WRITTEN TASK: Read the data and repeat all of it exactly.

INPUT RECORDS:

---

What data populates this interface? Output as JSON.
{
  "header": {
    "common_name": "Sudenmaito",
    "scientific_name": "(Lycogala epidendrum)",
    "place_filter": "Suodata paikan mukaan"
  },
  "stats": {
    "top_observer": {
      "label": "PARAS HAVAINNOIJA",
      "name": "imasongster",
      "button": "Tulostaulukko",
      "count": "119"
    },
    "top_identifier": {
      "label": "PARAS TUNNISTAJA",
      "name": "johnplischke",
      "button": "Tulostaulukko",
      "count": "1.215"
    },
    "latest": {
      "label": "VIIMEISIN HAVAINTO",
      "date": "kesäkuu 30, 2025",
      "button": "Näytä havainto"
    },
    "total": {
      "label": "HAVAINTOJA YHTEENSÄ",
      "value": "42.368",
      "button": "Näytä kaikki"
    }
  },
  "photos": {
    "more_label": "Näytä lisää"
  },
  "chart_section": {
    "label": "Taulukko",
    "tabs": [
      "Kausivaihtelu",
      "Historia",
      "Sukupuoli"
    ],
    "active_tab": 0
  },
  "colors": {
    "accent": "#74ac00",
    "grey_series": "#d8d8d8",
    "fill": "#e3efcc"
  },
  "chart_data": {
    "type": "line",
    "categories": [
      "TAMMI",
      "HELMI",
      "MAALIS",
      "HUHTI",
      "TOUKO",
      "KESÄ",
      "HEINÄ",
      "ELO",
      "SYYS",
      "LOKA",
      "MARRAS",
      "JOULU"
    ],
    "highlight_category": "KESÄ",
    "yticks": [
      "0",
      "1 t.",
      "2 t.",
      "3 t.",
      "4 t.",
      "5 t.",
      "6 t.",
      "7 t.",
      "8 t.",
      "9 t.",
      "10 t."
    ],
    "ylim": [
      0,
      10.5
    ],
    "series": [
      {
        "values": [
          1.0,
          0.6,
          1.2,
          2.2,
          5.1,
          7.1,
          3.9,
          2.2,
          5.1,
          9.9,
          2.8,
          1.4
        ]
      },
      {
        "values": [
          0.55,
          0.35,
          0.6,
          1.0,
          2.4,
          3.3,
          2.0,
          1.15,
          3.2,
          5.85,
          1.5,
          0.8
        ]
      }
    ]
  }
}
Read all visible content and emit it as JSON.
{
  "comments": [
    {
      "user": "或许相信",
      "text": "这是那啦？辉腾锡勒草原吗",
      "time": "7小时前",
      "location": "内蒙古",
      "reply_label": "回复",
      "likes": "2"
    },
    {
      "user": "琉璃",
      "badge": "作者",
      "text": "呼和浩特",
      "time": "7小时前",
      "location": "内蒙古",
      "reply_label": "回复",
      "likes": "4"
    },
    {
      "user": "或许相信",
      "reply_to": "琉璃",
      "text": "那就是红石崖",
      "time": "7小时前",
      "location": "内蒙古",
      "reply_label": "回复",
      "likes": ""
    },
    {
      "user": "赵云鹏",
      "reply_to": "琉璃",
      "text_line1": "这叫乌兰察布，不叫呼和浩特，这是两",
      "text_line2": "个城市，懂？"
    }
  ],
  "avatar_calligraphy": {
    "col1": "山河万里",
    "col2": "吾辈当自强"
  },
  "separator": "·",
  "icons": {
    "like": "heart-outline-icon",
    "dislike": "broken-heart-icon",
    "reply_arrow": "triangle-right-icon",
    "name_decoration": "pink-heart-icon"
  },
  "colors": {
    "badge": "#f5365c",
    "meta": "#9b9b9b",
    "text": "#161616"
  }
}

---

ANSWER IN FULL:
What data populates this interface? Output as JSON.
{
  "header": {
    "common_name": "Sudenmaito",
    "scientific_name": "(Lycogala epidendrum)",
    "place_filter": "Suodata paikan mukaan"
  },
  "stats": {
    "top_observer": {
      "label": "PARAS HAVAINNOIJA",
      "name": "imasongster",
      "button": "Tulostaulukko",
      "count": "119"
    },
    "top_identifier": {
      "label": "PARAS TUNNISTAJA",
      "name": "johnplischke",
      "button": "Tulostaulukko",
      "count": "1.215"
    },
    "latest": {
      "label": "VIIMEISIN HAVAINTO",
      "date": "kesäkuu 30, 2025",
      "button": "Näytä havainto"
    },
    "total": {
      "label": "HAVAINTOJA YHTEENSÄ",
      "value": "42.368",
      "button": "Näytä kaikki"
    }
  },
  "photos": {
    "more_label": "Näytä lisää"
  },
  "chart_section": {
    "label": "Taulukko",
    "tabs": [
      "Kausivaihtelu",
      "Historia",
      "Sukupuoli"
    ],
    "active_tab": 0
  },
  "colors": {
    "accent": "#74ac00",
    "grey_series": "#d8d8d8",
    "fill": "#e3efcc"
  },
  "chart_data": {
    "type": "line",
    "categories": [
      "TAMMI",
      "HELMI",
      "MAALIS",
      "HUHTI",
      "TOUKO",
      "KESÄ",
      "HEINÄ",
      "ELO",
      "SYYS",
      "LOKA",
      "MARRAS",
      "JOULU"
    ],
    "highlight_category": "KESÄ",
    "yticks": [
      "0",
      "1 t.",
      "2 t.",
      "3 t.",
      "4 t.",
      "5 t.",
      "6 t.",
      "7 t.",
      "8 t.",
      "9 t.",
      "10 t."
    ],
    "ylim": [
      0,
      10.5
    ],
    "series": [
      {
        "values": [
          1.0,
          0.6,
          1.2,
          2.2,
          5.1,
          7.1,
          3.9,
          2.2,
          5.1,
          9.9,
          2.8,
          1.4
        ]
      },
      {
        "values": [
          0.55,
          0.35,
          0.6,
          1.0,
          2.4,
          3.3,
          2.0,
          1.15,
          3.2,
          5.85,
          1.5,
          0.8
        ]
      }
    ]
  }
}
Read all visible content and emit it as JSON.
{
  "comments": [
    {
      "user": "或许相信",
      "text": "这是那啦？辉腾锡勒草原吗",
      "time": "7小时前",
      "location": "内蒙古",
      "reply_label": "回复",
      "likes": "2"
    },
    {
      "user": "琉璃",
      "badge": "作者",
      "text": "呼和浩特",
      "time": "7小时前",
      "location": "内蒙古",
      "reply_label": "回复",
      "likes": "4"
    },
    {
      "user": "或许相信",
      "reply_to": "琉璃",
      "text": "那就是红石崖",
      "time": "7小时前",
      "location": "内蒙古",
      "reply_label": "回复",
      "likes": ""
    },
    {
      "user": "赵云鹏",
      "reply_to": "琉璃",
      "text_line1": "这叫乌兰察布，不叫呼和浩特，这是两",
      "text_line2": "个城市，懂？"
    }
  ],
  "avatar_calligraphy": {
    "col1": "山河万里",
    "col2": "吾辈当自强"
  },
  "separator": "·",
  "icons": {
    "like": "heart-outline-icon",
    "dislike": "broken-heart-icon",
    "reply_arrow": "triangle-right-icon",
    "name_decoration": "pink-heart-icon"
  },
  "colors": {
    "badge": "#f5365c",
    "meta": "#9b9b9b",
    "text": "#161616"
  }
}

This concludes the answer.